AIM OF THE EXERCISE: Set out every line in the rows below as a numbered list, skipping any blank lines.

─── EXCERPTED RECORDS

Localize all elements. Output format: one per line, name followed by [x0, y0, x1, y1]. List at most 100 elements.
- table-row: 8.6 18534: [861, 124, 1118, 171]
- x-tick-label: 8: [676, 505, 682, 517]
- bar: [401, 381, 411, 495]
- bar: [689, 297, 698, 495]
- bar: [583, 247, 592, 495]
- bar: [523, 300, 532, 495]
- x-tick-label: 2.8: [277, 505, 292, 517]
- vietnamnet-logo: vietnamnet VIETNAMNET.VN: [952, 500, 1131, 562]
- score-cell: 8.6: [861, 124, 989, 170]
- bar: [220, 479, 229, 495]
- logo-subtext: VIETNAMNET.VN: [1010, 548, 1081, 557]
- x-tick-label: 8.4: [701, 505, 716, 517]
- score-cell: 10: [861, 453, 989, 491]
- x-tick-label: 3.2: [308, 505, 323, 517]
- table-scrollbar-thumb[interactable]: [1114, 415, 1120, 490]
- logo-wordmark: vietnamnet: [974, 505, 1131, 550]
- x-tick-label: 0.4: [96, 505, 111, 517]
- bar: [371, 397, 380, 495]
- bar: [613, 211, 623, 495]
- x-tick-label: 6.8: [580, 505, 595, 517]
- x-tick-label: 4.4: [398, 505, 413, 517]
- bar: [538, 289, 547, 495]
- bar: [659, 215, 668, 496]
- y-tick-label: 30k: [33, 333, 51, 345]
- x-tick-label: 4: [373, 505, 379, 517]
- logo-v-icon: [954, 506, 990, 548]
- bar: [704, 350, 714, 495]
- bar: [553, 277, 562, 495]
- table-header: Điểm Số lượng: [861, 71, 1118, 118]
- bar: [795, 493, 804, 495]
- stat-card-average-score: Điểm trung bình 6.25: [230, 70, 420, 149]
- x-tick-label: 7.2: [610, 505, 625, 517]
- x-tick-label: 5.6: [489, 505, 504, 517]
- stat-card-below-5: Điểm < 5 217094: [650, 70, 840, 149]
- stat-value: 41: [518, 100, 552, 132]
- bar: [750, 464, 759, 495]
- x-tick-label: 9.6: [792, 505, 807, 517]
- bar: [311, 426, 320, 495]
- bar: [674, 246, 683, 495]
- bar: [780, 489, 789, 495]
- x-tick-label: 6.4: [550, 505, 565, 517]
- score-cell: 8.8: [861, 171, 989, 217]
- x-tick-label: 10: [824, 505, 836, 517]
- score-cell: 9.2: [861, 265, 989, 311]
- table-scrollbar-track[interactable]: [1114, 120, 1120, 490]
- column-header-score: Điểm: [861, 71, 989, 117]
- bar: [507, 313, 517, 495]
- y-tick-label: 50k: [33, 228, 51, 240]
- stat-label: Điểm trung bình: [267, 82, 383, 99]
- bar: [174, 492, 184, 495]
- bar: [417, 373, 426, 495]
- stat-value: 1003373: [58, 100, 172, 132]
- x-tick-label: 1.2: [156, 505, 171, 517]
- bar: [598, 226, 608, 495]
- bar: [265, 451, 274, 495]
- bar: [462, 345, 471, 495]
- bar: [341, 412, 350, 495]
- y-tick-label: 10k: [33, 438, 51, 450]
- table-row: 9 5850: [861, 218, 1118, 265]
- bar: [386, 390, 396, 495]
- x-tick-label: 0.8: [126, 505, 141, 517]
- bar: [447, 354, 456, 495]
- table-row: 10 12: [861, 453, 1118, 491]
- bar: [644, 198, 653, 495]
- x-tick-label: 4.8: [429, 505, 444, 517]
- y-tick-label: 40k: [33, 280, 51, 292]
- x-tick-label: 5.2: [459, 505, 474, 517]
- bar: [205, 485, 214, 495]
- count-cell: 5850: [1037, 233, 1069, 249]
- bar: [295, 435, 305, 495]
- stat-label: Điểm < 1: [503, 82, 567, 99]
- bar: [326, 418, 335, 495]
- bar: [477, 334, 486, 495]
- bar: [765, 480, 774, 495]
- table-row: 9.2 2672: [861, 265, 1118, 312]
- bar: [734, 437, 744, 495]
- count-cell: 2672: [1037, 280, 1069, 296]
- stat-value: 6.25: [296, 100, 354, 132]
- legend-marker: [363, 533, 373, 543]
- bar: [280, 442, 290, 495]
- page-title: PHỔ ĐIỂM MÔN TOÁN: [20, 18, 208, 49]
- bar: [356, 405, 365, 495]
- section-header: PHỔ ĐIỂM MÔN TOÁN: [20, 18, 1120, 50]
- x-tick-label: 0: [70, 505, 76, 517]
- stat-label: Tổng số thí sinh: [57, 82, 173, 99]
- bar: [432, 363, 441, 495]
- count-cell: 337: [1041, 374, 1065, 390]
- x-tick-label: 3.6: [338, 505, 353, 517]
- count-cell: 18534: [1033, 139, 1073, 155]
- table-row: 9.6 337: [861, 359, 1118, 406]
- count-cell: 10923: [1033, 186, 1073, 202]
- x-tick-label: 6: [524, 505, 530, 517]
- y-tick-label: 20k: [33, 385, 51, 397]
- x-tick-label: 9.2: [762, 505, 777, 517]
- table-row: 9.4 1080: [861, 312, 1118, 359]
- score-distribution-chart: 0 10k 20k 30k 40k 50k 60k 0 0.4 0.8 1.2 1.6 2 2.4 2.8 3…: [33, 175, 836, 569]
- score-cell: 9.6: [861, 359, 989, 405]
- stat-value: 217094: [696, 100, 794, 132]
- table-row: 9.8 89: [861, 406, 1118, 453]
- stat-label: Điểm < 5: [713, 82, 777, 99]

──────

TASK ANSWER:
1. Localize all elements. Output format: one per line, name followed by [x0, y0, x1, y1]. List at most 100 elements.
2. - table-row: 8.6 18534: [861, 124, 1118, 171]
3. - x-tick-label: 8: [676, 505, 682, 517]
4. - bar: [401, 381, 411, 495]
5. - bar: [689, 297, 698, 495]
6. - bar: [583, 247, 592, 495]
7. - bar: [523, 300, 532, 495]
8. - x-tick-label: 2.8: [277, 505, 292, 517]
9. - vietnamnet-logo: vietnamnet VIETNAMNET.VN: [952, 500, 1131, 562]
10. - score-cell: 8.6: [861, 124, 989, 170]
11. - bar: [220, 479, 229, 495]
12. - logo-subtext: VIETNAMNET.VN: [1010, 548, 1081, 557]
13. - x-tick-label: 8.4: [701, 505, 716, 517]
14. - score-cell: 10: [861, 453, 989, 491]
15. - x-tick-label: 3.2: [308, 505, 323, 517]
16. - table-scrollbar-thumb[interactable]: [1114, 415, 1120, 490]
17. - logo-wordmark: vietnamnet: [974, 505, 1131, 550]
18. - x-tick-label: 0.4: [96, 505, 111, 517]
19. - bar: [371, 397, 380, 495]
20. - bar: [613, 211, 623, 495]
21. - x-tick-label: 6.8: [580, 505, 595, 517]
22. - x-tick-label: 4.4: [398, 505, 413, 517]
23. - bar: [538, 289, 547, 495]
24. - bar: [659, 215, 668, 496]
25. - y-tick-label: 30k: [33, 333, 51, 345]
26. - x-tick-label: 4: [373, 505, 379, 517]
27. - logo-v-icon: [954, 506, 990, 548]
28. - bar: [704, 350, 714, 495]
29. - bar: [553, 277, 562, 495]
30. - table-header: Điểm Số lượng: [861, 71, 1118, 118]
31. - bar: [795, 493, 804, 495]
32. - stat-card-average-score: Điểm trung bình 6.25: [230, 70, 420, 149]
33. - x-tick-label: 7.2: [610, 505, 625, 517]
34. - x-tick-label: 5.6: [489, 505, 504, 517]
35. - stat-card-below-5: Điểm < 5 217094: [650, 70, 840, 149]
36. - stat-value: 41: [518, 100, 552, 132]
37. - bar: [750, 464, 759, 495]
38. - x-tick-label: 9.6: [792, 505, 807, 517]
39. - bar: [311, 426, 320, 495]
40. - bar: [674, 246, 683, 495]
41. - bar: [780, 489, 789, 495]
42. - x-tick-label: 6.4: [550, 505, 565, 517]
43. - score-cell: 8.8: [861, 171, 989, 217]
44. - x-tick-label: 10: [824, 505, 836, 517]
45. - score-cell: 9.2: [861, 265, 989, 311]
46. - table-scrollbar-track[interactable]: [1114, 120, 1120, 490]
47. - column-header-score: Điểm: [861, 71, 989, 117]
48. - bar: [507, 313, 517, 495]
49. - y-tick-label: 50k: [33, 228, 51, 240]
50. - stat-label: Điểm trung bình: [267, 82, 383, 99]
51. - bar: [174, 492, 184, 495]
52. - bar: [417, 373, 426, 495]
53. - stat-value: 1003373: [58, 100, 172, 132]
54. - x-tick-label: 1.2: [156, 505, 171, 517]
55. - bar: [598, 226, 608, 495]
56. - bar: [265, 451, 274, 495]
57. - bar: [462, 345, 471, 495]
58. - bar: [341, 412, 350, 495]
59. - y-tick-label: 10k: [33, 438, 51, 450]
60. - table-row: 9 5850: [861, 218, 1118, 265]
61. - bar: [386, 390, 396, 495]
62. - x-tick-label: 0.8: [126, 505, 141, 517]
63. - bar: [447, 354, 456, 495]
64. - table-row: 10 12: [861, 453, 1118, 491]
65. - bar: [644, 198, 653, 495]
66. - x-tick-label: 4.8: [429, 505, 444, 517]
67. - y-tick-label: 40k: [33, 280, 51, 292]
68. - x-tick-label: 5.2: [459, 505, 474, 517]
69. - bar: [205, 485, 214, 495]
70. - count-cell: 5850: [1037, 233, 1069, 249]
71. - bar: [295, 435, 305, 495]
72. - stat-label: Điểm < 1: [503, 82, 567, 99]
73. - bar: [326, 418, 335, 495]
74. - bar: [477, 334, 486, 495]
75. - bar: [765, 480, 774, 495]
76. - table-row: 9.2 2672: [861, 265, 1118, 312]
77. - bar: [734, 437, 744, 495]
78. - count-cell: 2672: [1037, 280, 1069, 296]
79. - stat-value: 6.25: [296, 100, 354, 132]
80. - legend-marker: [363, 533, 373, 543]
81. - bar: [280, 442, 290, 495]
82. - page-title: PHỔ ĐIỂM MÔN TOÁN: [20, 18, 208, 49]
83. - bar: [356, 405, 365, 495]
84. - section-header: PHỔ ĐIỂM MÔN TOÁN: [20, 18, 1120, 50]
85. - x-tick-label: 0: [70, 505, 76, 517]
86. - stat-label: Tổng số thí sinh: [57, 82, 173, 99]
87. - bar: [432, 363, 441, 495]
88. - count-cell: 337: [1041, 374, 1065, 390]
89. - x-tick-label: 3.6: [338, 505, 353, 517]
90. - count-cell: 18534: [1033, 139, 1073, 155]
91. - table-row: 9.6 337: [861, 359, 1118, 406]
92. - count-cell: 10923: [1033, 186, 1073, 202]
93. - x-tick-label: 6: [524, 505, 530, 517]
94. - y-tick-label: 20k: [33, 385, 51, 397]
95. - x-tick-label: 9.2: [762, 505, 777, 517]
96. - table-row: 9.4 1080: [861, 312, 1118, 359]
97. - score-distribution-chart: 0 10k 20k 30k 40k 50k 60k 0 0.4 0.8 1.2 1.6 2 2.4 2.8 3…: [33, 175, 836, 569]
98. - score-cell: 9.6: [861, 359, 989, 405]
99. - stat-value: 217094: [696, 100, 794, 132]
100. - table-row: 9.8 89: [861, 406, 1118, 453]
101. - stat-label: Điểm < 5: [713, 82, 777, 99]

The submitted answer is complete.